> WHAT YOU SHOULD DO: Identify the lines bearing the string "title" and gather them.

> DATA EXTRACT:
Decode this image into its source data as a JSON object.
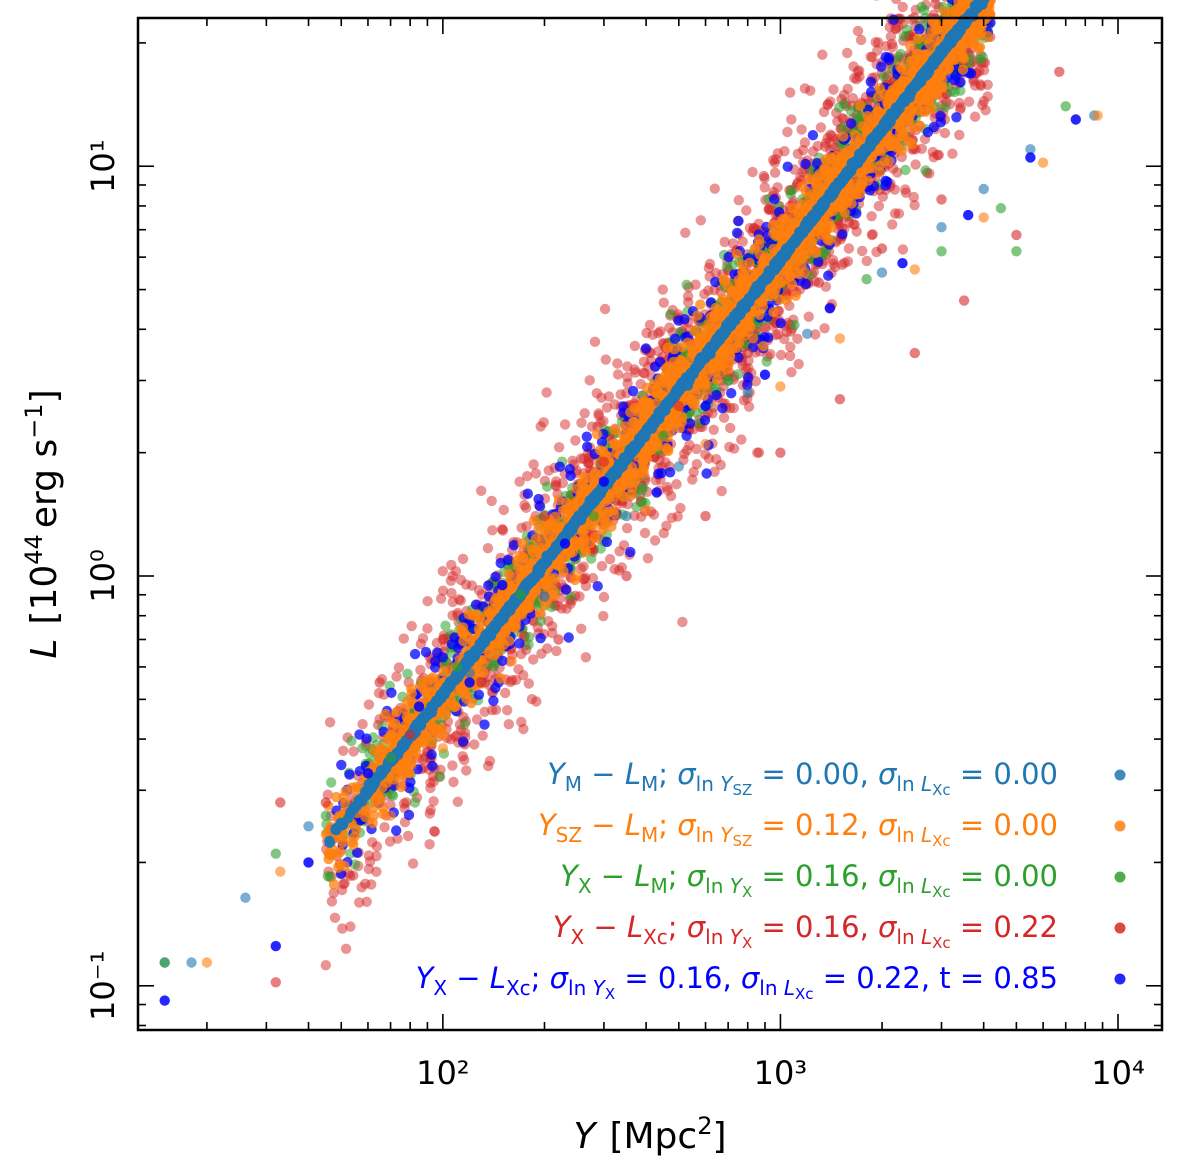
{
  "chart_data": {
    "type": "scatter",
    "title": "",
    "xlabel": "Y [Mpc²]",
    "ylabel": "L [10⁴⁴ erg s⁻¹]",
    "xscale": "log",
    "yscale": "log",
    "xlim": [
      12.5,
      13500
    ],
    "ylim": [
      0.078,
      23
    ],
    "grid": false,
    "legend_position": "lower-right",
    "x_ticks": [
      {
        "value": 100,
        "label": "10²"
      },
      {
        "value": 1000,
        "label": "10³"
      },
      {
        "value": 10000,
        "label": "10⁴"
      }
    ],
    "y_ticks": [
      {
        "value": 0.1,
        "label": "10⁻¹"
      },
      {
        "value": 1,
        "label": "10⁰"
      },
      {
        "value": 10,
        "label": "10¹"
      }
    ],
    "series": [
      {
        "name": "Y_M − L_M; σ_ln Y_SZ = 0.00, σ_ln L_Xc = 0.00",
        "color": "#1f77b4",
        "points": [
          [
            15,
            0.114
          ],
          [
            18,
            0.114
          ],
          [
            26,
            0.164
          ],
          [
            40,
            0.245
          ],
          [
            60,
            0.3
          ],
          [
            80,
            0.41
          ],
          [
            120,
            0.58
          ],
          [
            200,
            0.89
          ],
          [
            350,
            1.4
          ],
          [
            500,
            1.85
          ],
          [
            800,
            2.8
          ],
          [
            1200,
            3.9
          ],
          [
            2000,
            5.5
          ],
          [
            3000,
            7.1
          ],
          [
            4000,
            8.8
          ],
          [
            5500,
            11.0
          ],
          [
            8500,
            13.3
          ]
        ]
      },
      {
        "name": "Y_SZ − L_M; σ_ln Y_SZ = 0.12, σ_ln L_Xc = 0.00",
        "color": "#ff7f0e",
        "points": [
          [
            20,
            0.114
          ],
          [
            33,
            0.19
          ],
          [
            48,
            0.21
          ],
          [
            70,
            0.26
          ],
          [
            100,
            0.38
          ],
          [
            160,
            0.62
          ],
          [
            250,
            1.0
          ],
          [
            400,
            1.45
          ],
          [
            600,
            2.1
          ],
          [
            1000,
            2.9
          ],
          [
            1500,
            3.8
          ],
          [
            2500,
            5.6
          ],
          [
            4000,
            7.5
          ],
          [
            6000,
            10.2
          ],
          [
            8700,
            13.3
          ]
        ]
      },
      {
        "name": "Y_X − L_M; σ_ln Y_X = 0.16, σ_ln L_Xc = 0.00",
        "color": "#2ca02c",
        "points": [
          [
            15,
            0.114
          ],
          [
            32,
            0.21
          ],
          [
            45,
            0.26
          ],
          [
            70,
            0.36
          ],
          [
            110,
            0.6
          ],
          [
            170,
            0.9
          ],
          [
            280,
            1.4
          ],
          [
            450,
            2.2
          ],
          [
            700,
            3.0
          ],
          [
            1100,
            4.1
          ],
          [
            1800,
            5.3
          ],
          [
            3000,
            6.2
          ],
          [
            4500,
            7.9
          ],
          [
            5000,
            6.2
          ],
          [
            7000,
            14.0
          ]
        ]
      },
      {
        "name": "Y_X − L_Xc; σ_ln Y_X = 0.16, σ_ln L_Xc = 0.22",
        "color": "#d62728",
        "points": [
          [
            32,
            0.102
          ],
          [
            33,
            0.28
          ],
          [
            45,
            0.28
          ],
          [
            65,
            0.55
          ],
          [
            80,
            0.41
          ],
          [
            100,
            0.7
          ],
          [
            130,
            0.55
          ],
          [
            150,
            1.3
          ],
          [
            200,
            1.4
          ],
          [
            220,
            0.7
          ],
          [
            300,
            1.9
          ],
          [
            350,
            1.0
          ],
          [
            500,
            2.6
          ],
          [
            600,
            1.4
          ],
          [
            800,
            3.5
          ],
          [
            1000,
            2.0
          ],
          [
            1300,
            5.2
          ],
          [
            1500,
            2.7
          ],
          [
            2000,
            6.3
          ],
          [
            2500,
            3.5
          ],
          [
            3000,
            8.3
          ],
          [
            3500,
            4.7
          ],
          [
            5000,
            6.8
          ],
          [
            6700,
            17.0
          ]
        ]
      },
      {
        "name": "Y_X − L_Xc; σ_ln Y_X = 0.16, σ_ln L_Xc = 0.22, t = 0.85",
        "color": "#0000ff",
        "points": [
          [
            15,
            0.092
          ],
          [
            32,
            0.125
          ],
          [
            40,
            0.2
          ],
          [
            60,
            0.33
          ],
          [
            85,
            0.48
          ],
          [
            120,
            0.55
          ],
          [
            150,
            0.95
          ],
          [
            230,
            1.2
          ],
          [
            300,
            1.7
          ],
          [
            430,
            1.6
          ],
          [
            600,
            2.6
          ],
          [
            900,
            3.1
          ],
          [
            1400,
            4.5
          ],
          [
            2300,
            5.8
          ],
          [
            3600,
            7.6
          ],
          [
            5500,
            10.5
          ],
          [
            7500,
            13.0
          ]
        ]
      }
    ]
  },
  "legend": {
    "entries": [
      {
        "color": "#1f77b4",
        "main": "Y",
        "main_sub": "M",
        "rel": "L",
        "rel_sub": "M",
        "s1_var": "Y",
        "s1_sub": "SZ",
        "s1_val": "0.00",
        "s2_var": "L",
        "s2_sub": "Xc",
        "s2_val": "0.00",
        "extra": ""
      },
      {
        "color": "#ff7f0e",
        "main": "Y",
        "main_sub": "SZ",
        "rel": "L",
        "rel_sub": "M",
        "s1_var": "Y",
        "s1_sub": "SZ",
        "s1_val": "0.12",
        "s2_var": "L",
        "s2_sub": "Xc",
        "s2_val": "0.00",
        "extra": ""
      },
      {
        "color": "#2ca02c",
        "main": "Y",
        "main_sub": "X",
        "rel": "L",
        "rel_sub": "M",
        "s1_var": "Y",
        "s1_sub": "X",
        "s1_val": "0.16",
        "s2_var": "L",
        "s2_sub": "Xc",
        "s2_val": "0.00",
        "extra": ""
      },
      {
        "color": "#d62728",
        "main": "Y",
        "main_sub": "X",
        "rel": "L",
        "rel_sub": "Xc",
        "s1_var": "Y",
        "s1_sub": "X",
        "s1_val": "0.16",
        "s2_var": "L",
        "s2_sub": "Xc",
        "s2_val": "0.22",
        "extra": ""
      },
      {
        "color": "#0000ff",
        "main": "Y",
        "main_sub": "X",
        "rel": "L",
        "rel_sub": "Xc",
        "s1_var": "Y",
        "s1_sub": "X",
        "s1_val": "0.16",
        "s2_var": "L",
        "s2_sub": "Xc",
        "s2_val": "0.22",
        "extra": "t = 0.85"
      }
    ]
  }
}
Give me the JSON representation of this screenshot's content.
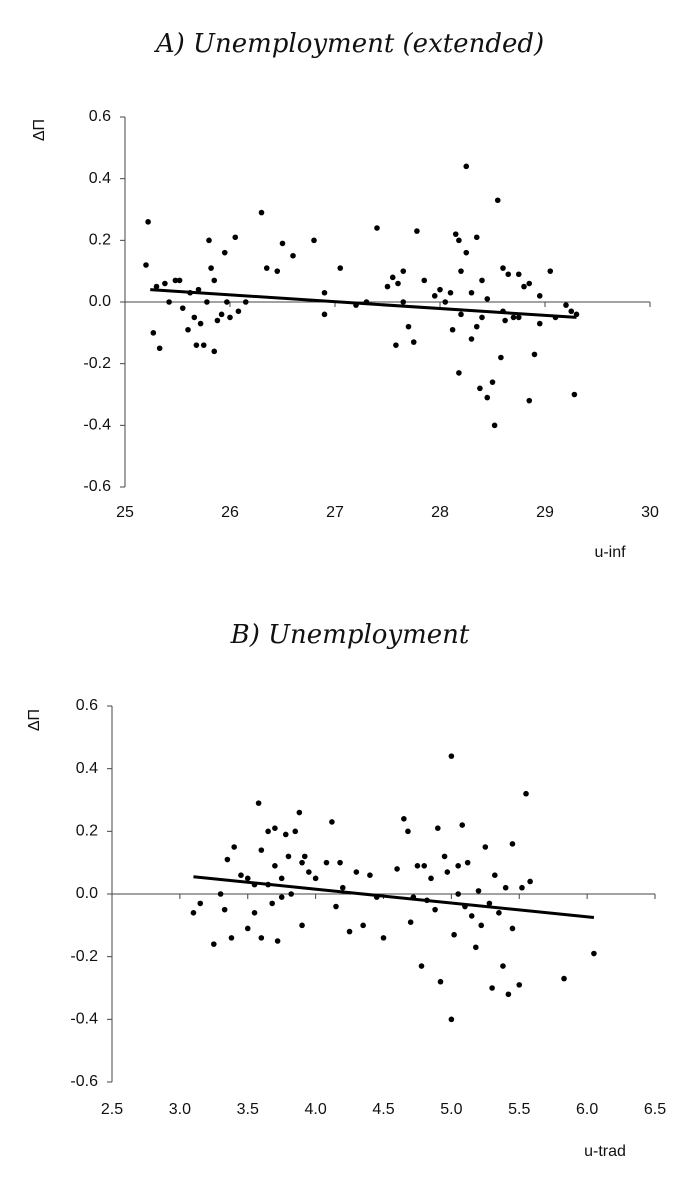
{
  "chart_data": [
    {
      "type": "scatter",
      "title": "A) Unemployment (extended)",
      "x_label": "u-inf",
      "y_label": "ΔΠ",
      "color": "#000000",
      "xlim": [
        25,
        30
      ],
      "xticks": [
        25,
        26,
        27,
        28,
        29,
        30
      ],
      "ylim": [
        -0.6,
        0.6
      ],
      "yticks": [
        0.6,
        0.4,
        0.2,
        {
          "value": 0,
          "label": "0.0"
        },
        -0.2,
        -0.4,
        -0.6
      ],
      "x": [
        25.22,
        25.2,
        25.3,
        25.27,
        25.33,
        25.38,
        25.42,
        25.48,
        25.52,
        25.55,
        25.6,
        25.62,
        25.66,
        25.68,
        25.7,
        25.72,
        25.75,
        25.78,
        25.8,
        25.82,
        25.85,
        25.85,
        25.88,
        25.92,
        25.95,
        25.97,
        26.0,
        26.05,
        26.08,
        26.15,
        26.3,
        26.35,
        26.45,
        26.5,
        26.6,
        26.8,
        26.9,
        26.9,
        27.05,
        27.2,
        27.3,
        27.4,
        27.5,
        27.55,
        27.58,
        27.6,
        27.65,
        27.65,
        27.7,
        27.75,
        27.78,
        27.85,
        27.95,
        28.05,
        28.1,
        28.12,
        28.15,
        28.18,
        28.18,
        28.2,
        28.25,
        28.25,
        28.3,
        28.3,
        28.35,
        28.38,
        28.4,
        28.45,
        28.5,
        28.52,
        28.55,
        28.58,
        28.6,
        28.62,
        28.65,
        28.7,
        28.75,
        28.85,
        28.85,
        28.9,
        28.95,
        29.05,
        29.1,
        29.25,
        29.28,
        29.3,
        28.0,
        28.4,
        28.2,
        28.35,
        28.45,
        28.6,
        28.75,
        28.8,
        28.95,
        29.2
      ],
      "values": [
        0.26,
        0.12,
        0.05,
        -0.1,
        -0.15,
        0.06,
        0.0,
        0.07,
        0.07,
        -0.02,
        -0.09,
        0.03,
        -0.05,
        -0.14,
        0.04,
        -0.07,
        -0.14,
        0.0,
        0.2,
        0.11,
        -0.16,
        0.07,
        -0.06,
        -0.04,
        0.16,
        0.0,
        -0.05,
        0.21,
        -0.03,
        0.0,
        0.29,
        0.11,
        0.1,
        0.19,
        0.15,
        0.2,
        0.03,
        -0.04,
        0.11,
        -0.01,
        0.0,
        0.24,
        0.05,
        0.08,
        -0.14,
        0.06,
        0.1,
        0.0,
        -0.08,
        -0.13,
        0.23,
        0.07,
        0.02,
        0.0,
        0.03,
        -0.09,
        0.22,
        0.2,
        -0.23,
        0.1,
        0.16,
        0.44,
        0.03,
        -0.12,
        0.21,
        -0.28,
        -0.05,
        -0.31,
        -0.26,
        -0.4,
        0.33,
        -0.18,
        0.11,
        -0.06,
        0.09,
        -0.05,
        0.09,
        -0.32,
        0.06,
        -0.17,
        0.02,
        0.1,
        -0.05,
        -0.03,
        -0.3,
        -0.04,
        0.04,
        0.07,
        -0.04,
        -0.08,
        0.01,
        -0.03,
        -0.05,
        0.05,
        -0.07,
        -0.01
      ],
      "trend": {
        "x": [
          25.24,
          29.3
        ],
        "values": [
          0.04,
          -0.05
        ]
      }
    },
    {
      "type": "scatter",
      "title": "B) Unemployment",
      "x_label": "u-trad",
      "y_label": "ΔΠ",
      "color": "#000000",
      "xlim": [
        2.5,
        6.5
      ],
      "xticks": [
        2.5,
        {
          "value": 3,
          "label": "3.0"
        },
        3.5,
        {
          "value": 4,
          "label": "4.0"
        },
        4.5,
        {
          "value": 5,
          "label": "5.0"
        },
        5.5,
        {
          "value": 6,
          "label": "6.0"
        },
        6.5
      ],
      "ylim": [
        -0.6,
        0.6
      ],
      "yticks": [
        0.6,
        0.4,
        0.2,
        {
          "value": 0,
          "label": "0.0"
        },
        -0.2,
        -0.4,
        -0.6
      ],
      "x": [
        3.1,
        3.15,
        3.25,
        3.3,
        3.33,
        3.35,
        3.38,
        3.4,
        3.45,
        3.5,
        3.5,
        3.55,
        3.55,
        3.58,
        3.6,
        3.6,
        3.65,
        3.65,
        3.68,
        3.7,
        3.7,
        3.72,
        3.75,
        3.75,
        3.78,
        3.8,
        3.82,
        3.85,
        3.88,
        3.9,
        3.9,
        3.92,
        3.95,
        4.0,
        4.08,
        4.12,
        4.15,
        4.18,
        4.2,
        4.25,
        4.3,
        4.35,
        4.4,
        4.45,
        4.5,
        4.6,
        4.65,
        4.68,
        4.7,
        4.72,
        4.75,
        4.78,
        4.8,
        4.82,
        4.85,
        4.88,
        4.9,
        4.92,
        4.95,
        4.97,
        5.0,
        5.0,
        5.02,
        5.05,
        5.05,
        5.08,
        5.1,
        5.12,
        5.15,
        5.18,
        5.2,
        5.22,
        5.25,
        5.28,
        5.3,
        5.32,
        5.35,
        5.38,
        5.4,
        5.42,
        5.45,
        5.45,
        5.5,
        5.52,
        5.55,
        5.58,
        5.83,
        6.05
      ],
      "values": [
        -0.06,
        -0.03,
        -0.16,
        0.0,
        -0.05,
        0.11,
        -0.14,
        0.15,
        0.06,
        -0.11,
        0.05,
        0.03,
        -0.06,
        0.29,
        -0.14,
        0.14,
        0.2,
        0.03,
        -0.03,
        0.21,
        0.09,
        -0.15,
        -0.01,
        0.05,
        0.19,
        0.12,
        0.0,
        0.2,
        0.26,
        -0.1,
        0.1,
        0.12,
        0.07,
        0.05,
        0.1,
        0.23,
        -0.04,
        0.1,
        0.02,
        -0.12,
        0.07,
        -0.1,
        0.06,
        -0.01,
        -0.14,
        0.08,
        0.24,
        0.2,
        -0.09,
        -0.01,
        0.09,
        -0.23,
        0.09,
        -0.02,
        0.05,
        -0.05,
        0.21,
        -0.28,
        0.12,
        0.07,
        0.44,
        -0.4,
        -0.13,
        0.0,
        0.09,
        0.22,
        -0.04,
        0.1,
        -0.07,
        -0.17,
        0.01,
        -0.1,
        0.15,
        -0.03,
        -0.3,
        0.06,
        -0.06,
        -0.23,
        0.02,
        -0.32,
        0.16,
        -0.11,
        -0.29,
        0.02,
        0.32,
        0.04,
        -0.27,
        -0.19
      ],
      "trend": {
        "x": [
          3.1,
          6.05
        ],
        "values": [
          0.055,
          -0.075
        ]
      }
    }
  ]
}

> EXPECTED ANSWER:
    "title": "",
      "title": "A) Unemployment (extended)",
      "title": "B) Unemployment",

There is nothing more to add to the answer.